● Stated goal
The line containing "Extract the structured" and every line after it, through the last, are to be extracted exactly; no other lines belong in the answer.

● Supplied material
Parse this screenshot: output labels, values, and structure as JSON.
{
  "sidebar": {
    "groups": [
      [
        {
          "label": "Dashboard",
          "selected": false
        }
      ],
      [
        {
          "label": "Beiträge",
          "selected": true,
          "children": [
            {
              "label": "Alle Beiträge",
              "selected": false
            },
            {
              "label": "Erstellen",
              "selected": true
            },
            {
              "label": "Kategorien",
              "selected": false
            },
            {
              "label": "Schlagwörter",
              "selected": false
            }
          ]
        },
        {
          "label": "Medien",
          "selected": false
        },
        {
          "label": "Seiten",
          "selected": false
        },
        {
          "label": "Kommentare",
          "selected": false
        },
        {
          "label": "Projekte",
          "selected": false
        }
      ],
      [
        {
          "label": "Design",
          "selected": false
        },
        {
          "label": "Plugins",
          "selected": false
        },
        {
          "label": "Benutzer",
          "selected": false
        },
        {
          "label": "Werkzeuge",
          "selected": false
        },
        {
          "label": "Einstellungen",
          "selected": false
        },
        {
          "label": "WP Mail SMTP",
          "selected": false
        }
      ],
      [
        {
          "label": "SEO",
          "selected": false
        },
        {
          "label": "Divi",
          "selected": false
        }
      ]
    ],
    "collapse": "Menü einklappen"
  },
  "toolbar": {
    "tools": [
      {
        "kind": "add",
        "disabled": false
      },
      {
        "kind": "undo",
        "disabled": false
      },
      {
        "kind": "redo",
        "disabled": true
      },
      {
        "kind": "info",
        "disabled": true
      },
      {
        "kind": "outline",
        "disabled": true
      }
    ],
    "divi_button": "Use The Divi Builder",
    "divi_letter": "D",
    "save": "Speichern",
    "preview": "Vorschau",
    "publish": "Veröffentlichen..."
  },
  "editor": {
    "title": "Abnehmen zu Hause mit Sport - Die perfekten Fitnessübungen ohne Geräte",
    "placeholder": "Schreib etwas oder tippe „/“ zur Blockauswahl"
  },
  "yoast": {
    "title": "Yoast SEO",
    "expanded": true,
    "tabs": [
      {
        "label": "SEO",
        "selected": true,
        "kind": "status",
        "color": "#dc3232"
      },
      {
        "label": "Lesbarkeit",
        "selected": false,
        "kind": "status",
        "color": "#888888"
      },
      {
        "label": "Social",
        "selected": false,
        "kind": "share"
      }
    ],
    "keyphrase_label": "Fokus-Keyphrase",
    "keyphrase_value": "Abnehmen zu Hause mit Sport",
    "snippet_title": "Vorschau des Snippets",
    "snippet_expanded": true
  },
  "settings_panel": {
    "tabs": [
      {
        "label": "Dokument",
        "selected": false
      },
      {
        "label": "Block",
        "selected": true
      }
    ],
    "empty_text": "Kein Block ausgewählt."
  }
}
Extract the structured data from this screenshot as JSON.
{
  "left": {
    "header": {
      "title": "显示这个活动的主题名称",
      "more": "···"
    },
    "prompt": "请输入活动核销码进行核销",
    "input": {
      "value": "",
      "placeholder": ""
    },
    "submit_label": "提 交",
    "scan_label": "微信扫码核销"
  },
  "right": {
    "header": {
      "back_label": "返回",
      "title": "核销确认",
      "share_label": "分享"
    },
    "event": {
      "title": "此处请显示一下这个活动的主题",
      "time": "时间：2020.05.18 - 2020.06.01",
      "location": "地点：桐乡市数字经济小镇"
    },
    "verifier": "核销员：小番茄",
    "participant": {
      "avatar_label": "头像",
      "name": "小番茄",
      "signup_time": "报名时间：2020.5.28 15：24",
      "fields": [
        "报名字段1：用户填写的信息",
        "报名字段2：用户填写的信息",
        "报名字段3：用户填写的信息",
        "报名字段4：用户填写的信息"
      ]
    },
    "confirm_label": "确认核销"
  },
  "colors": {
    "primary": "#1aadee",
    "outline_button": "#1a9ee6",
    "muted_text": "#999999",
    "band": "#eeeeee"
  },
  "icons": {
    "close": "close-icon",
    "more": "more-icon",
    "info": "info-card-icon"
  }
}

● Exercise output
Extract the structured data from this screenshot as JSON.
{
  "left": {
    "header": {
      "title": "显示这个活动的主题名称",
      "more": "···"
    },
    "prompt": "请输入活动核销码进行核销",
    "input": {
      "value": "",
      "placeholder": ""
    },
    "submit_label": "提 交",
    "scan_label": "微信扫码核销"
  },
  "right": {
    "header": {
      "back_label": "返回",
      "title": "核销确认",
      "share_label": "分享"
    },
    "event": {
      "title": "此处请显示一下这个活动的主题",
      "time": "时间：2020.05.18 - 2020.06.01",
      "location": "地点：桐乡市数字经济小镇"
    },
    "verifier": "核销员：小番茄",
    "participant": {
      "avatar_label": "头像",
      "name": "小番茄",
      "signup_time": "报名时间：2020.5.28 15：24",
      "fields": [
        "报名字段1：用户填写的信息",
        "报名字段2：用户填写的信息",
        "报名字段3：用户填写的信息",
        "报名字段4：用户填写的信息"
      ]
    },
    "confirm_label": "确认核销"
  },
  "colors": {
    "primary": "#1aadee",
    "outline_button": "#1a9ee6",
    "muted_text": "#999999",
    "band": "#eeeeee"
  },
  "icons": {
    "close": "close-icon",
    "more": "more-icon",
    "info": "info-card-icon"
  }
}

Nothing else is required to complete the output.